> JOB
Reproduce the entries below in full, word for word.

> INFORMATION SUPPLIED
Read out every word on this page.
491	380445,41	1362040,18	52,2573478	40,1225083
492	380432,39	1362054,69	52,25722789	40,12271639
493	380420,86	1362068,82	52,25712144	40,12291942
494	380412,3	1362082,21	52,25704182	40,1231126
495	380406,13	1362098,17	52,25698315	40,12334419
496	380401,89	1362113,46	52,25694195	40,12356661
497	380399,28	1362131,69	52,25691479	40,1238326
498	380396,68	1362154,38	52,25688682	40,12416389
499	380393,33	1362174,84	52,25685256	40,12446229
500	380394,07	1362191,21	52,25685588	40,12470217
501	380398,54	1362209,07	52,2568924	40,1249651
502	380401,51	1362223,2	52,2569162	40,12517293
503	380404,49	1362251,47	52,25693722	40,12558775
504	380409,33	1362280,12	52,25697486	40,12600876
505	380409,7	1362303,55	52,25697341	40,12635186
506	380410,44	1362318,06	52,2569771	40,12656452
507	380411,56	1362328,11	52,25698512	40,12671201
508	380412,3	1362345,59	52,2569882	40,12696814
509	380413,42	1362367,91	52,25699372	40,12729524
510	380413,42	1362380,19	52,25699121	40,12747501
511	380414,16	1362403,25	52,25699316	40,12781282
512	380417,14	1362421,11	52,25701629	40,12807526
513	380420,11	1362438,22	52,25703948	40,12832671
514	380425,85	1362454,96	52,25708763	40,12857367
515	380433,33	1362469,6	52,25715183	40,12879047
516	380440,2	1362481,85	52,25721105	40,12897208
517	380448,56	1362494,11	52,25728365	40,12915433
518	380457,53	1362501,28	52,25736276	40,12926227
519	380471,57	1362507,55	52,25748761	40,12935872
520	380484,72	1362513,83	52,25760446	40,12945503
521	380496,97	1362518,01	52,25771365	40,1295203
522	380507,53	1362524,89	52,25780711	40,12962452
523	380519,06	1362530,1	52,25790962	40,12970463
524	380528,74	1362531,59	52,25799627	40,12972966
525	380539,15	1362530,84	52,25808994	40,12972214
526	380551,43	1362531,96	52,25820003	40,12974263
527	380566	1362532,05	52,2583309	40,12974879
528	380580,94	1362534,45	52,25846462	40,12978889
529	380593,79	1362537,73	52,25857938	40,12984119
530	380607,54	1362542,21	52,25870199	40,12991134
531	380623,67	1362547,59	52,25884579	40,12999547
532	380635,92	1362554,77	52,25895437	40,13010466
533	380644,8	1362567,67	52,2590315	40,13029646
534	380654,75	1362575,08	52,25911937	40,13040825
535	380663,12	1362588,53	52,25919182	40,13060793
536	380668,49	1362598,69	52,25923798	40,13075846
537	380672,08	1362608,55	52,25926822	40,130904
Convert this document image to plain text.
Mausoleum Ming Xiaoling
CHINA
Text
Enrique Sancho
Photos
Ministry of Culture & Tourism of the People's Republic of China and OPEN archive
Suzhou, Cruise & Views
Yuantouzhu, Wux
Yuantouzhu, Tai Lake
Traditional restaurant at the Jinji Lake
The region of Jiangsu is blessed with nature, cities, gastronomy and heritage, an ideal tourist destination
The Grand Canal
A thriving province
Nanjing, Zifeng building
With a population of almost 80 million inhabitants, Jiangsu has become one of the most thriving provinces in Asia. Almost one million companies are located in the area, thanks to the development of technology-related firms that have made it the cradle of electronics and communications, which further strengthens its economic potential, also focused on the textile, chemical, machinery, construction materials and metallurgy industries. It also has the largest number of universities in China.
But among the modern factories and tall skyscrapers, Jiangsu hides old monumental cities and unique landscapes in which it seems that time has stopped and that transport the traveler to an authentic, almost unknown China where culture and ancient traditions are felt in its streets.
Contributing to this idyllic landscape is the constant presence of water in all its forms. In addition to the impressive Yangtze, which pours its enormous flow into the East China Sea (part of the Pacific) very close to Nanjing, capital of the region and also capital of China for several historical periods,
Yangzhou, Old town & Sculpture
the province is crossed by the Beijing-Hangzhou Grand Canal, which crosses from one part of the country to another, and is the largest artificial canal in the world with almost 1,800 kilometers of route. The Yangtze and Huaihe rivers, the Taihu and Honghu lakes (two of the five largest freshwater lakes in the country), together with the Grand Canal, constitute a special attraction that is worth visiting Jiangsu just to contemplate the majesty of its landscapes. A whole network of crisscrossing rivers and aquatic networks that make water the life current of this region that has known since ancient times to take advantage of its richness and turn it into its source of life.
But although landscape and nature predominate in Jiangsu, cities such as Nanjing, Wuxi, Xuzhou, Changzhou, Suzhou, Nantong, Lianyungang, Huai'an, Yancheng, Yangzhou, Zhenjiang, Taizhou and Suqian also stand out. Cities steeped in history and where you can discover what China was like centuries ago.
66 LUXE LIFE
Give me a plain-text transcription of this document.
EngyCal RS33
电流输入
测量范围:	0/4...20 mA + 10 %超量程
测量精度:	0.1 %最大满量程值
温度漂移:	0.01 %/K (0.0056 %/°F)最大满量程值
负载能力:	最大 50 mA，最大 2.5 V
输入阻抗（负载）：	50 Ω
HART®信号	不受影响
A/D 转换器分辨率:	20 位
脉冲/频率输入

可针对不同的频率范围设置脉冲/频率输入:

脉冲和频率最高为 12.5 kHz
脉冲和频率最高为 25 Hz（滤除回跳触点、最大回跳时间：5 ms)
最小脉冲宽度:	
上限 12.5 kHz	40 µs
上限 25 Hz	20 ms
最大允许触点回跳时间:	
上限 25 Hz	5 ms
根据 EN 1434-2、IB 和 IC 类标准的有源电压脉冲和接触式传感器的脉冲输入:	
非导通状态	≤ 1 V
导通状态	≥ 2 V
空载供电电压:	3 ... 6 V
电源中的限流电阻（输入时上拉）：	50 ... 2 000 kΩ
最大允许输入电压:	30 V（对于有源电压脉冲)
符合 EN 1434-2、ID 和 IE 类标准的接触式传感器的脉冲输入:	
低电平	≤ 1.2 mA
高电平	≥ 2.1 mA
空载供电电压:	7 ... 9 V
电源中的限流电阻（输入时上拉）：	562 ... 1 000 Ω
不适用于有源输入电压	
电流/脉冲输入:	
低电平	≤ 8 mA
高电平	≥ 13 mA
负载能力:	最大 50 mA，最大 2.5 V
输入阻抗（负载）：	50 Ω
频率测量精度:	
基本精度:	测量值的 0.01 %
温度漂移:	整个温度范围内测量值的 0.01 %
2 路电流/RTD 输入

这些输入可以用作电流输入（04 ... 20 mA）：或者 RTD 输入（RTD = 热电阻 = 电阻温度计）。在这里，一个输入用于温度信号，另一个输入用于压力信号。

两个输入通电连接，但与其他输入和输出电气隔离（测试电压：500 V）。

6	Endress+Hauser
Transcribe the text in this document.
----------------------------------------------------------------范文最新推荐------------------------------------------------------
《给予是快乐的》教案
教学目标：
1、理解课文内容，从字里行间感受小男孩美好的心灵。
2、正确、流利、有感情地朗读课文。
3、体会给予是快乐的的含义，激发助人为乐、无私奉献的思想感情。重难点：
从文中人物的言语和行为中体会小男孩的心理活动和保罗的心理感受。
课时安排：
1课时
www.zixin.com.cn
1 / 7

> EXERCISE RESPONSE
Read out every word on this page.
491	380445,41	1362040,18	52,2573478	40,1225083
492	380432,39	1362054,69	52,25722789	40,12271639
493	380420,86	1362068,82	52,25712144	40,12291942
494	380412,3	1362082,21	52,25704182	40,1231126
495	380406,13	1362098,17	52,25698315	40,12334419
496	380401,89	1362113,46	52,25694195	40,12356661
497	380399,28	1362131,69	52,25691479	40,1238326
498	380396,68	1362154,38	52,25688682	40,12416389
499	380393,33	1362174,84	52,25685256	40,12446229
500	380394,07	1362191,21	52,25685588	40,12470217
501	380398,54	1362209,07	52,2568924	40,1249651
502	380401,51	1362223,2	52,2569162	40,12517293
503	380404,49	1362251,47	52,25693722	40,12558775
504	380409,33	1362280,12	52,25697486	40,12600876
505	380409,7	1362303,55	52,25697341	40,12635186
506	380410,44	1362318,06	52,2569771	40,12656452
507	380411,56	1362328,11	52,25698512	40,12671201
508	380412,3	1362345,59	52,2569882	40,12696814
509	380413,42	1362367,91	52,25699372	40,12729524
510	380413,42	1362380,19	52,25699121	40,12747501
511	380414,16	1362403,25	52,25699316	40,12781282
512	380417,14	1362421,11	52,25701629	40,12807526
513	380420,11	1362438,22	52,25703948	40,12832671
514	380425,85	1362454,96	52,25708763	40,12857367
515	380433,33	1362469,6	52,25715183	40,12879047
516	380440,2	1362481,85	52,25721105	40,12897208
517	380448,56	1362494,11	52,25728365	40,12915433
518	380457,53	1362501,28	52,25736276	40,12926227
519	380471,57	1362507,55	52,25748761	40,12935872
520	380484,72	1362513,83	52,25760446	40,12945503
521	380496,97	1362518,01	52,25771365	40,1295203
522	380507,53	1362524,89	52,25780711	40,12962452
523	380519,06	1362530,1	52,25790962	40,12970463
524	380528,74	1362531,59	52,25799627	40,12972966
525	380539,15	1362530,84	52,25808994	40,12972214
526	380551,43	1362531,96	52,25820003	40,12974263
527	380566	1362532,05	52,2583309	40,12974879
528	380580,94	1362534,45	52,25846462	40,12978889
529	380593,79	1362537,73	52,25857938	40,12984119
530	380607,54	1362542,21	52,25870199	40,12991134
531	380623,67	1362547,59	52,25884579	40,12999547
532	380635,92	1362554,77	52,25895437	40,13010466
533	380644,8	1362567,67	52,2590315	40,13029646
534	380654,75	1362575,08	52,25911937	40,13040825
535	380663,12	1362588,53	52,25919182	40,13060793
536	380668,49	1362598,69	52,25923798	40,13075846
537	380672,08	1362608,55	52,25926822	40,130904
Convert this document image to plain text.
Mausoleum Ming Xiaoling
CHINA
Text
Enrique Sancho
Photos
Ministry of Culture & Tourism of the People's Republic of China and OPEN archive
Suzhou, Cruise & Views
Yuantouzhu, Wux
Yuantouzhu, Tai Lake
Traditional restaurant at the Jinji Lake
The region of Jiangsu is blessed with nature, cities, gastronomy and heritage, an ideal tourist destination
The Grand Canal
A thriving province
Nanjing, Zifeng building
With a population of almost 80 million inhabitants, Jiangsu has become one of the most thriving provinces in Asia. Almost one million companies are located in the area, thanks to the development of technology-related firms that have made it the cradle of electronics and communications, which further strengthens its economic potential, also focused on the textile, chemical, machinery, construction materials and metallurgy industries. It also has the largest number of universities in China.
But among the modern factories and tall skyscrapers, Jiangsu hides old monumental cities and unique landscapes in which it seems that time has stopped and that transport the traveler to an authentic, almost unknown China where culture and ancient traditions are felt in its streets.
Contributing to this idyllic landscape is the constant presence of water in all its forms. In addition to the impressive Yangtze, which pours its enormous flow into the East China Sea (part of the Pacific) very close to Nanjing, capital of the region and also capital of China for several historical periods,
Yangzhou, Old town & Sculpture
the province is crossed by the Beijing-Hangzhou Grand Canal, which crosses from one part of the country to another, and is the largest artificial canal in the world with almost 1,800 kilometers of route. The Yangtze and Huaihe rivers, the Taihu and Honghu lakes (two of the five largest freshwater lakes in the country), together with the Grand Canal, constitute a special attraction that is worth visiting Jiangsu just to contemplate the majesty of its landscapes. A whole network of crisscrossing rivers and aquatic networks that make water the life current of this region that has known since ancient times to take advantage of its richness and turn it into its source of life.
But although landscape and nature predominate in Jiangsu, cities such as Nanjing, Wuxi, Xuzhou, Changzhou, Suzhou, Nantong, Lianyungang, Huai'an, Yancheng, Yangzhou, Zhenjiang, Taizhou and Suqian also stand out. Cities steeped in history and where you can discover what China was like centuries ago.
66 LUXE LIFE
Give me a plain-text transcription of this document.
EngyCal RS33
电流输入
测量范围:	0/4...20 mA + 10 %超量程
测量精度:	0.1 %最大满量程值
温度漂移:	0.01 %/K (0.0056 %/°F)最大满量程值
负载能力:	最大 50 mA，最大 2.5 V
输入阻抗（负载）：	50 Ω
HART®信号	不受影响
A/D 转换器分辨率:	20 位
脉冲/频率输入

可针对不同的频率范围设置脉冲/频率输入:

脉冲和频率最高为 12.5 kHz
脉冲和频率最高为 25 Hz（滤除回跳触点、最大回跳时间：5 ms)
最小脉冲宽度:	
上限 12.5 kHz	40 µs
上限 25 Hz	20 ms
最大允许触点回跳时间:	
上限 25 Hz	5 ms
根据 EN 1434-2、IB 和 IC 类标准的有源电压脉冲和接触式传感器的脉冲输入:	
非导通状态	≤ 1 V
导通状态	≥ 2 V
空载供电电压:	3 ... 6 V
电源中的限流电阻（输入时上拉）：	50 ... 2 000 kΩ
最大允许输入电压:	30 V（对于有源电压脉冲)
符合 EN 1434-2、ID 和 IE 类标准的接触式传感器的脉冲输入:	
低电平	≤ 1.2 mA
高电平	≥ 2.1 mA
空载供电电压:	7 ... 9 V
电源中的限流电阻（输入时上拉）：	562 ... 1 000 Ω
不适用于有源输入电压	
电流/脉冲输入:	
低电平	≤ 8 mA
高电平	≥ 13 mA
负载能力:	最大 50 mA，最大 2.5 V
输入阻抗（负载）：	50 Ω
频率测量精度:	
基本精度:	测量值的 0.01 %
温度漂移:	整个温度范围内测量值的 0.01 %
2 路电流/RTD 输入

这些输入可以用作电流输入（04 ... 20 mA）：或者 RTD 输入（RTD = 热电阻 = 电阻温度计）。在这里，一个输入用于温度信号，另一个输入用于压力信号。

两个输入通电连接，但与其他输入和输出电气隔离（测试电压：500 V）。

6	Endress+Hauser
Transcribe the text in this document.
----------------------------------------------------------------范文最新推荐------------------------------------------------------
《给予是快乐的》教案
教学目标：
1、理解课文内容，从字里行间感受小男孩美好的心灵。
2、正确、流利、有感情地朗读课文。
3、体会给予是快乐的的含义，激发助人为乐、无私奉献的思想感情。重难点：
从文中人物的言语和行为中体会小男孩的心理活动和保罗的心理感受。
课时安排：
1课时
www.zixin.com.cn
1 / 7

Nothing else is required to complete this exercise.